— Start of Source data —

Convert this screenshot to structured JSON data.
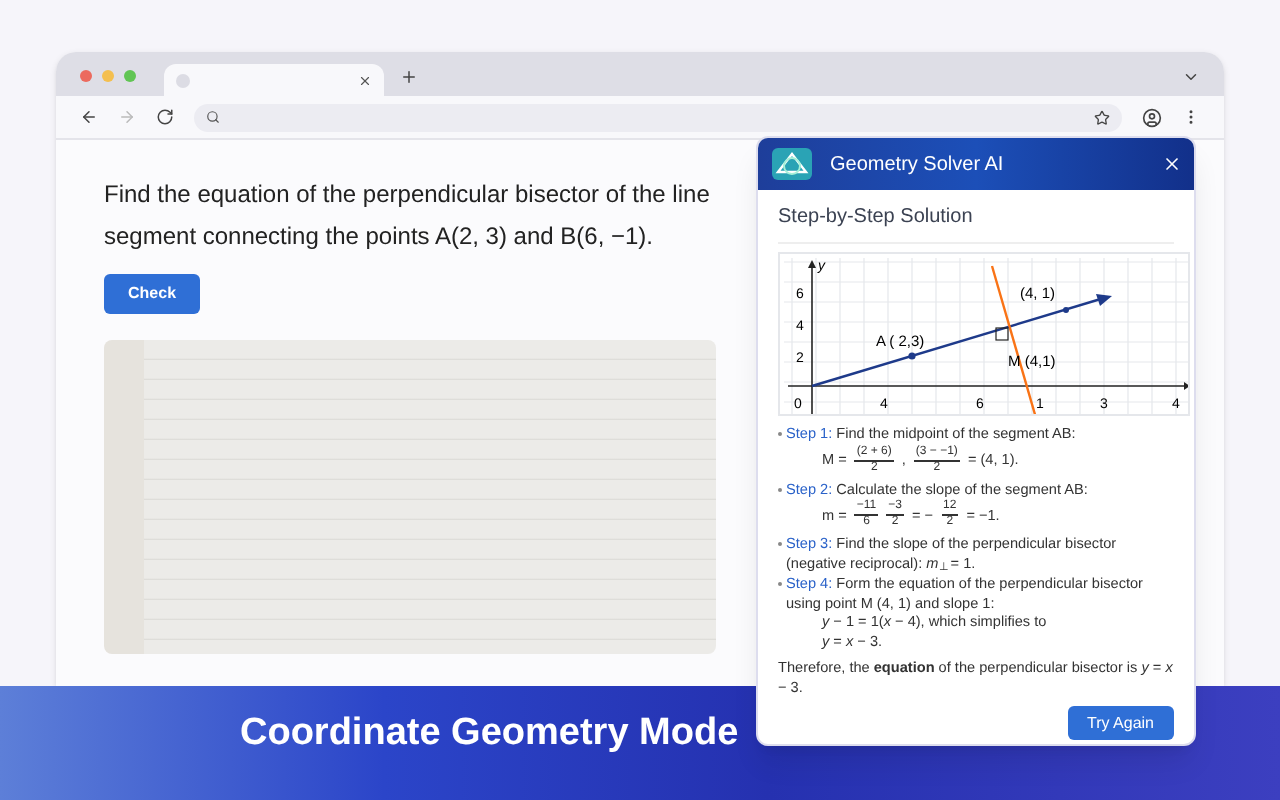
{
  "browser": {
    "tabs": [
      {
        "selected": true
      }
    ]
  },
  "question": {
    "text": "Find the equation of the perpendicular bisector of the line segment connecting the points A(2, 3) and B(6, −1).",
    "button": "Check"
  },
  "panel": {
    "title": "Geometry Solver AI",
    "heading": "Step-by-Step Solution",
    "graph": {
      "y_axis_label": "y",
      "y_ticks": [
        "6",
        "4",
        "2"
      ],
      "x_ticks": [
        "0",
        "4",
        "6",
        "1",
        "3",
        "4"
      ],
      "point_labels": [
        "A ( 2,3)",
        "(4, 1)",
        "M (4,1)"
      ]
    },
    "steps": [
      {
        "label": "Step 1:",
        "text": "Find the midpoint of the segment AB:",
        "math": [
          {
            "kind": "text",
            "text": "M ="
          },
          {
            "kind": "frac",
            "num": "(2 + 6)",
            "den": "2"
          },
          {
            "kind": "text",
            "text": ","
          },
          {
            "kind": "frac",
            "num": "(3 − −1)",
            "den": "2"
          },
          {
            "kind": "text",
            "text": "= (4, 1)."
          }
        ]
      },
      {
        "label": "Step 2:",
        "text": "Calculate the slope of the segment AB:",
        "math": [
          {
            "kind": "text",
            "text": "m ="
          },
          {
            "kind": "frac",
            "num": "−11",
            "den": "6"
          },
          {
            "kind": "frac",
            "num": "−3",
            "den": "2"
          },
          {
            "kind": "text",
            "text": "= −"
          },
          {
            "kind": "frac",
            "num": "12",
            "den": "2"
          },
          {
            "kind": "text",
            "text": "= −1."
          }
        ]
      },
      {
        "label": "Step 3:",
        "text": "Find the slope of the perpendicular bisector (negative reciprocal): *m*$_{⊥}$ = 1."
      },
      {
        "label": "Step 4:",
        "text": "Form the equation of the perpendicular bisector using point M (4, 1) and slope 1:",
        "lines": [
          "*y* − 1 = 1(*x* − 4),  which simplifies to",
          "*y* = *x* − 3."
        ]
      }
    ],
    "conclusion": "Therefore, the **equation** of the perpendicular bisector is *y* = *x* − 3.",
    "button": "Try Again"
  },
  "banner": {
    "title": "Coordinate Geometry Mode"
  }
}
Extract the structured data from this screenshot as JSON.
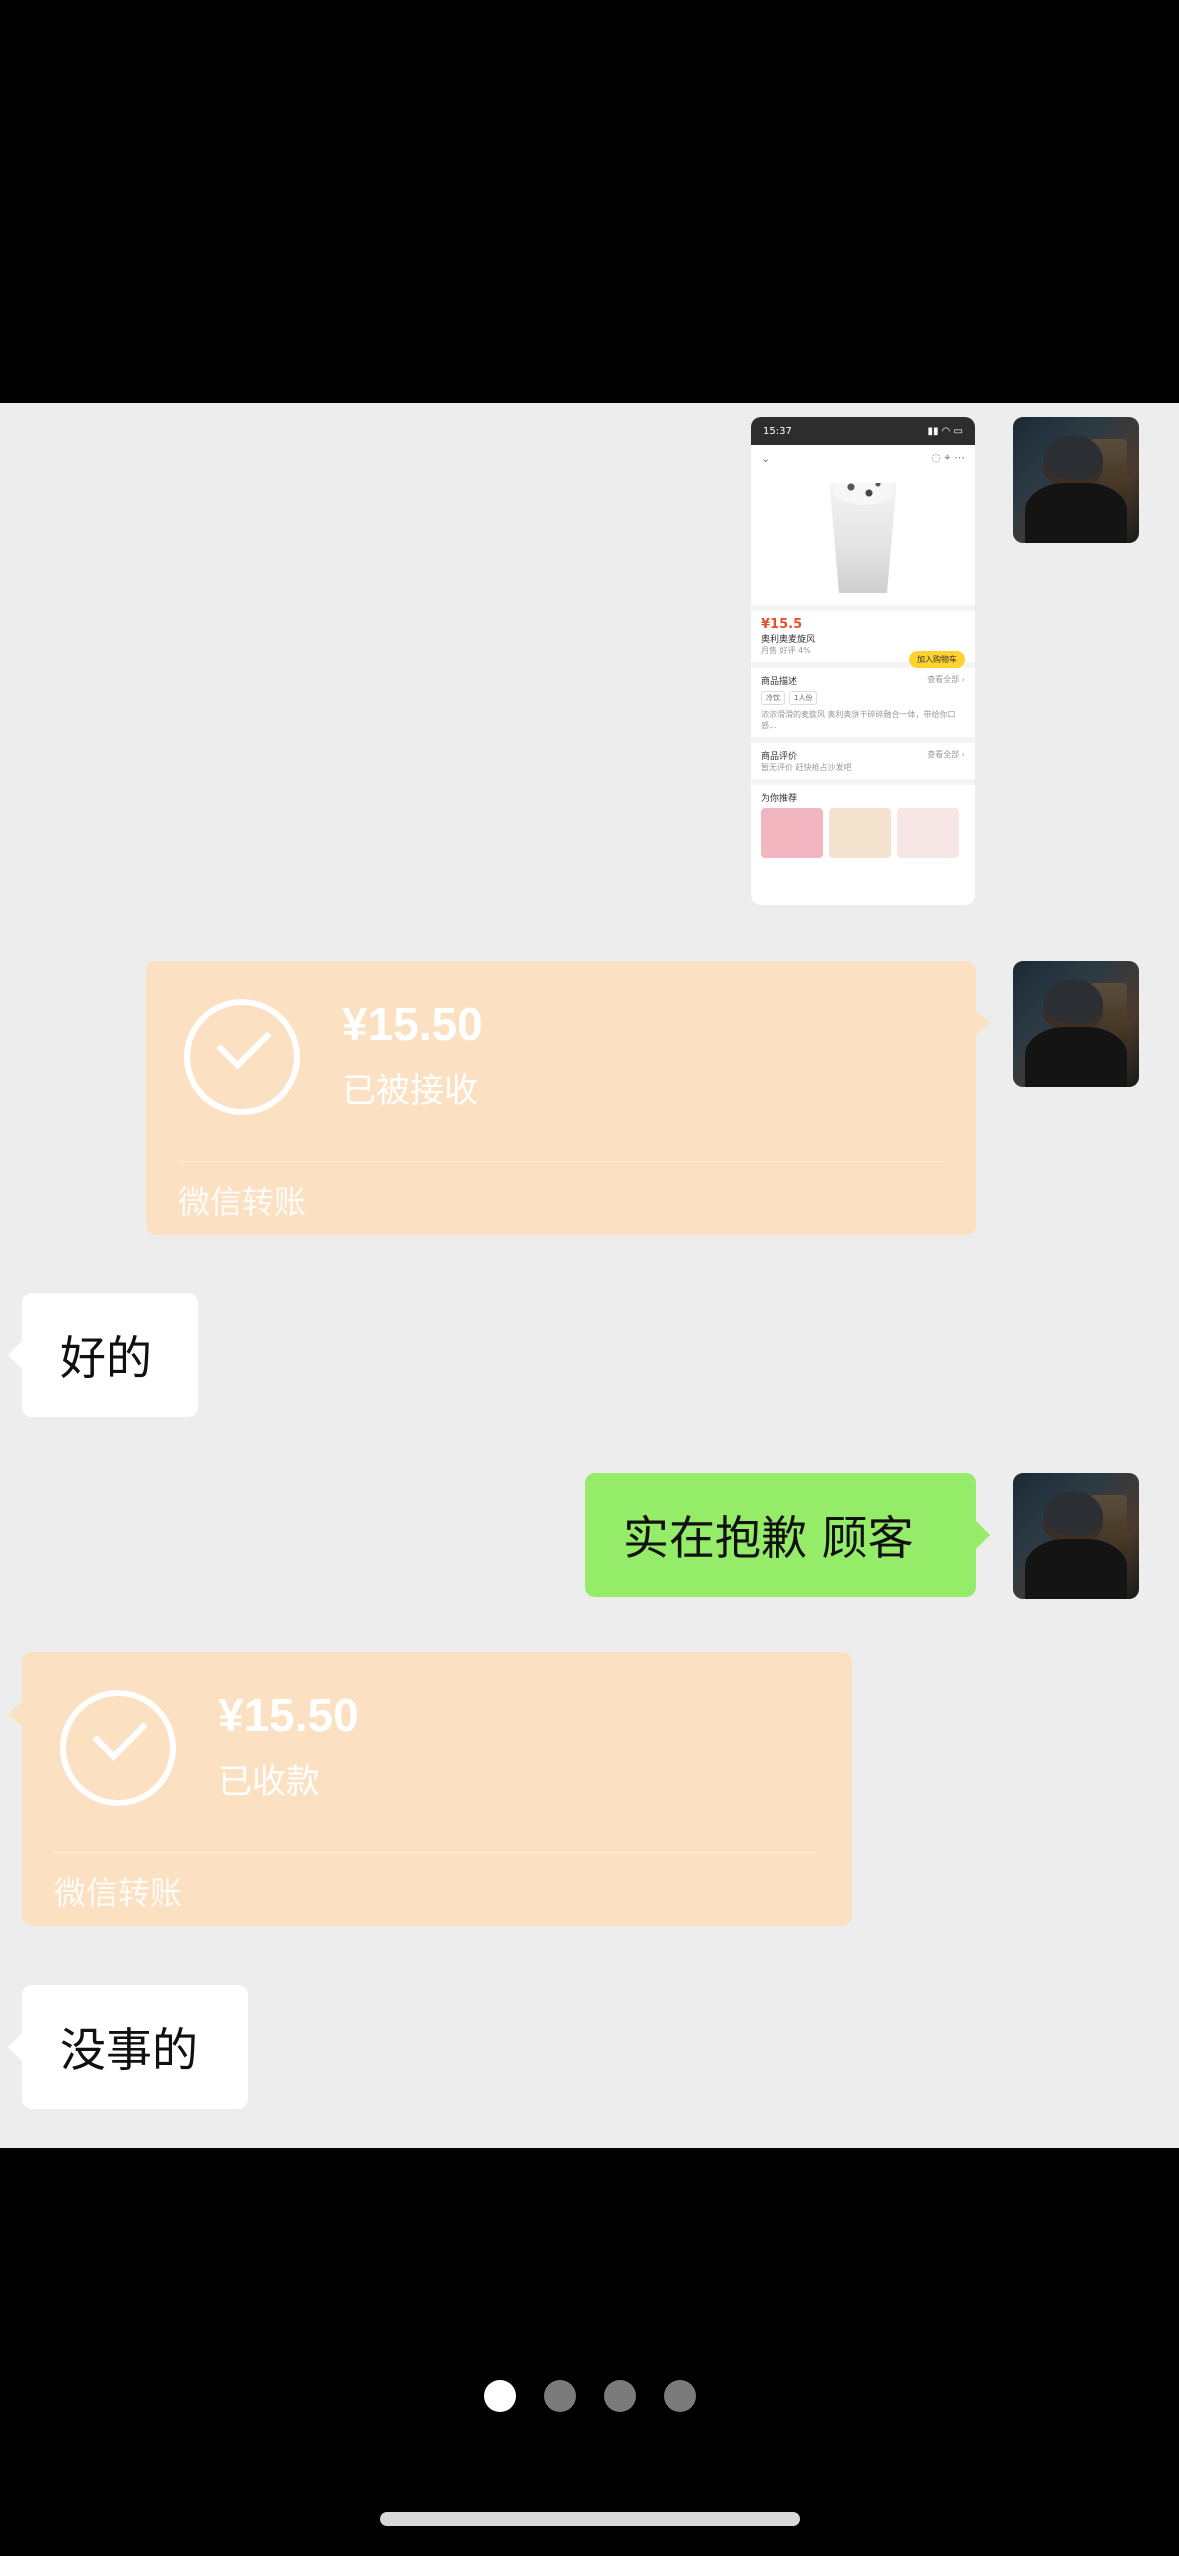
{
  "screenshot": {
    "time": "15:37",
    "price_symbol": "¥",
    "price": "15.5",
    "product_name": "奥利奥麦旋风",
    "product_meta": "月售  好评 4%",
    "add_to_cart": "加入购物车",
    "desc_title": "商品描述",
    "desc_link": "查看全部 ›",
    "chip_1": "冷饮",
    "chip_2": "1人份",
    "desc_text": "浓浓滑滑的麦旋风 奥利奥饼干碎碎融合一体，带给你口感...",
    "review_title": "商品评价",
    "review_link": "查看全部 ›",
    "review_text": "暂无评价 赶快抢占沙发吧",
    "recommend_title": "为你推荐"
  },
  "messages": {
    "transfer_1": {
      "amount": "¥15.50",
      "status": "已被接收",
      "footer": "微信转账"
    },
    "reply_1": "好的",
    "sent_1": "实在抱歉 顾客",
    "transfer_2": {
      "amount": "¥15.50",
      "status": "已收款",
      "footer": "微信转账"
    },
    "reply_2": "没事的"
  },
  "pager": {
    "total": 4,
    "active": 1
  },
  "colors": {
    "transfer_bg": "#fbe0c2",
    "sent_bubble": "#95ec69",
    "chat_bg": "#ededed"
  }
}
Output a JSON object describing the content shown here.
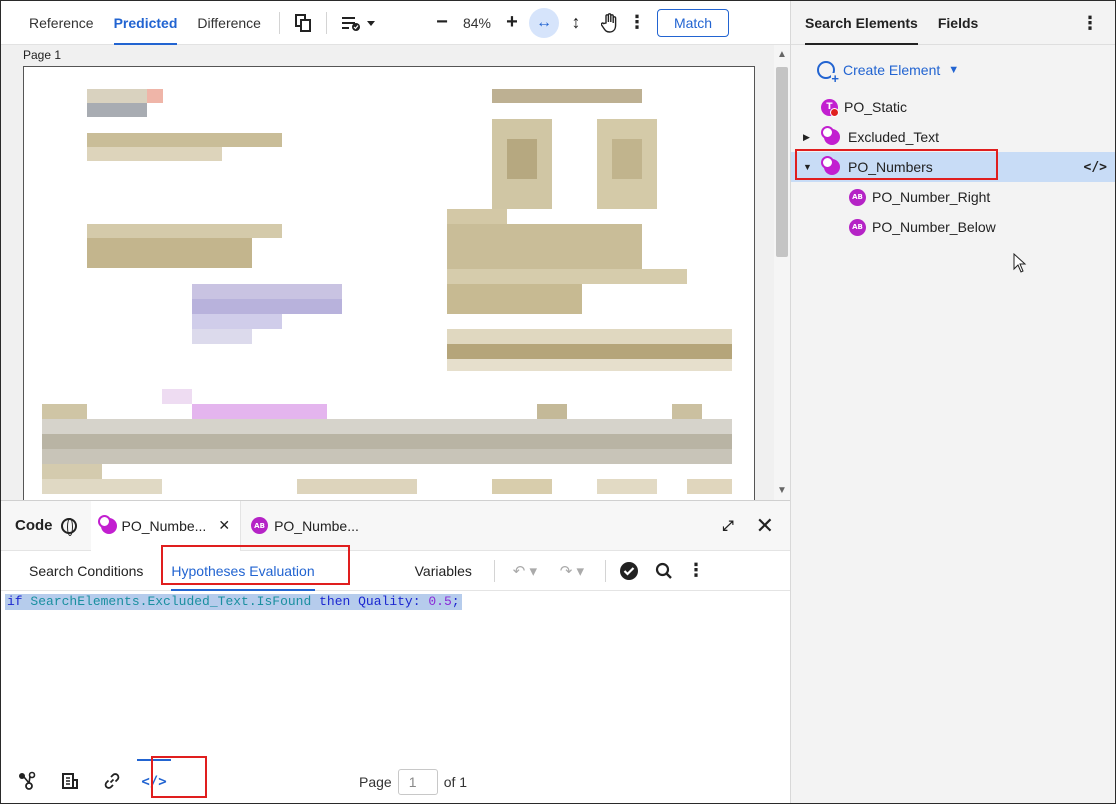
{
  "viewer": {
    "tabs": [
      "Reference",
      "Predicted",
      "Difference"
    ],
    "active_tab": "Predicted",
    "zoom": "84%",
    "match_label": "Match",
    "page_label": "Page 1"
  },
  "code_panel": {
    "title": "Code",
    "tabs": [
      {
        "label": "PO_Numbe...",
        "icon": "group-element-icon",
        "closable": true
      },
      {
        "label": "PO_Numbe...",
        "icon": "ab-element-icon",
        "closable": false
      }
    ],
    "subtabs": [
      "Search Conditions",
      "Hypotheses Evaluation",
      "Variables"
    ],
    "active_subtab": "Hypotheses Evaluation",
    "code": {
      "kw_if": "if",
      "object": "SearchElements.Excluded_Text.IsFound",
      "kw_then": "then",
      "quality_label": "Quality:",
      "quality_value": "0.5",
      "terminator": ";"
    },
    "footer": {
      "page_prefix": "Page",
      "page_value": "1",
      "page_suffix": "of 1"
    }
  },
  "right_panel": {
    "tabs": [
      "Search Elements",
      "Fields"
    ],
    "active_tab": "Search Elements",
    "create_label": "Create Element",
    "tree": [
      {
        "label": "PO_Static",
        "icon": "static-element-icon",
        "level": 0,
        "caret": ""
      },
      {
        "label": "Excluded_Text",
        "icon": "group-element-icon",
        "level": 0,
        "caret": "collapsed"
      },
      {
        "label": "PO_Numbers",
        "icon": "group-element-icon",
        "level": 0,
        "caret": "expanded",
        "selected": true
      },
      {
        "label": "PO_Number_Right",
        "icon": "ab-element-icon",
        "level": 1,
        "caret": ""
      },
      {
        "label": "PO_Number_Below",
        "icon": "ab-element-icon",
        "level": 1,
        "caret": ""
      }
    ]
  },
  "colors": {
    "accent": "#2264d1",
    "element_magenta": "#c21fd0",
    "selection": "#c8dcf6",
    "highlight_box": "#e01e1e"
  }
}
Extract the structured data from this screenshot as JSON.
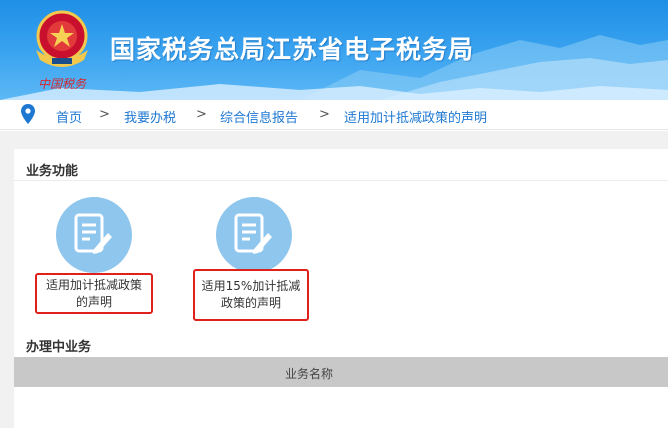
{
  "header": {
    "site_title": "国家税务总局江苏省电子税务局",
    "emblem_caption": "中国税务"
  },
  "breadcrumb": {
    "items": [
      "首页",
      "我要办税",
      "综合信息报告",
      "适用加计抵减政策的声明"
    ],
    "separator": ">"
  },
  "business_functions": {
    "title": "业务功能",
    "items": [
      {
        "label_line1": "适用加计抵减政策",
        "label_line2": "的声明",
        "icon": "document-edit-icon"
      },
      {
        "label_line1": "适用15%加计抵减",
        "label_line2": "政策的声明",
        "icon": "document-edit-icon"
      }
    ]
  },
  "in_progress": {
    "title": "办理中业务",
    "columns": [
      "业务名称"
    ]
  },
  "colors": {
    "banner": "#2b98ea",
    "icon_circle": "#8fc6ee",
    "highlight_border": "#e0201b",
    "link": "#1e78d2"
  }
}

— End of Source data —

**What the task asks:**
Pick out the lines containing the string "JSON" and show them.

**Reply to the exercise:**
Convert this screenshot to structured JSON data.
Extract the structured data from this screenshot as JSON.
Output a JSON object describing the content shown here.
Extract the structured data from this screenshot as JSON.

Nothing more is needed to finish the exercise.